*Exercise directions*.
Reproduce all records verbatim.

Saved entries
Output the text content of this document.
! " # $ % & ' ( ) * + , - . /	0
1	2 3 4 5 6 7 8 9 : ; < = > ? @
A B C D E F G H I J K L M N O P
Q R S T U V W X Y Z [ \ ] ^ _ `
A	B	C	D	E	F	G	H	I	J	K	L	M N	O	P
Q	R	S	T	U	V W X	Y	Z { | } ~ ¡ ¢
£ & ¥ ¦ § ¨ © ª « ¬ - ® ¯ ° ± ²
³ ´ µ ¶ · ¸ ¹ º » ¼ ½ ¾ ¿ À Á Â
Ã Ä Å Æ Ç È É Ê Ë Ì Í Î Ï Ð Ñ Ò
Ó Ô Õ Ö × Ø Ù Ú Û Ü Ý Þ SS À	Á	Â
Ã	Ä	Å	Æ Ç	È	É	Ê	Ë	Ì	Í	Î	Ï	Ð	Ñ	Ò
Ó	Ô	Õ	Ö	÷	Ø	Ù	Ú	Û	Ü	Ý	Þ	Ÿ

*Result for this exercise*.
Output the text content of this document.
! " # $ % & ' ( ) * + , - . /	0
1	2 3 4 5 6 7 8 9 : ; < = > ? @
A B C D E F G H I J K L M N O P
Q R S T U V W X Y Z [ \ ] ^ _ `
A	B	C	D	E	F	G	H	I	J	K	L	M N	O	P
Q	R	S	T	U	V W X	Y	Z { | } ~ ¡ ¢
£ & ¥ ¦ § ¨ © ª « ¬ - ® ¯ ° ± ²
³ ´ µ ¶ · ¸ ¹ º » ¼ ½ ¾ ¿ À Á Â
Ã Ä Å Æ Ç È É Ê Ë Ì Í Î Ï Ð Ñ Ò
Ó Ô Õ Ö × Ø Ù Ú Û Ü Ý Þ SS À	Á	Â
Ã	Ä	Å	Æ Ç	È	É	Ê	Ë	Ì	Í	Î	Ï	Ð	Ñ	Ò
Ó	Ô	Õ	Ö	÷	Ø	Ù	Ú	Û	Ü	Ý	Þ	Ÿ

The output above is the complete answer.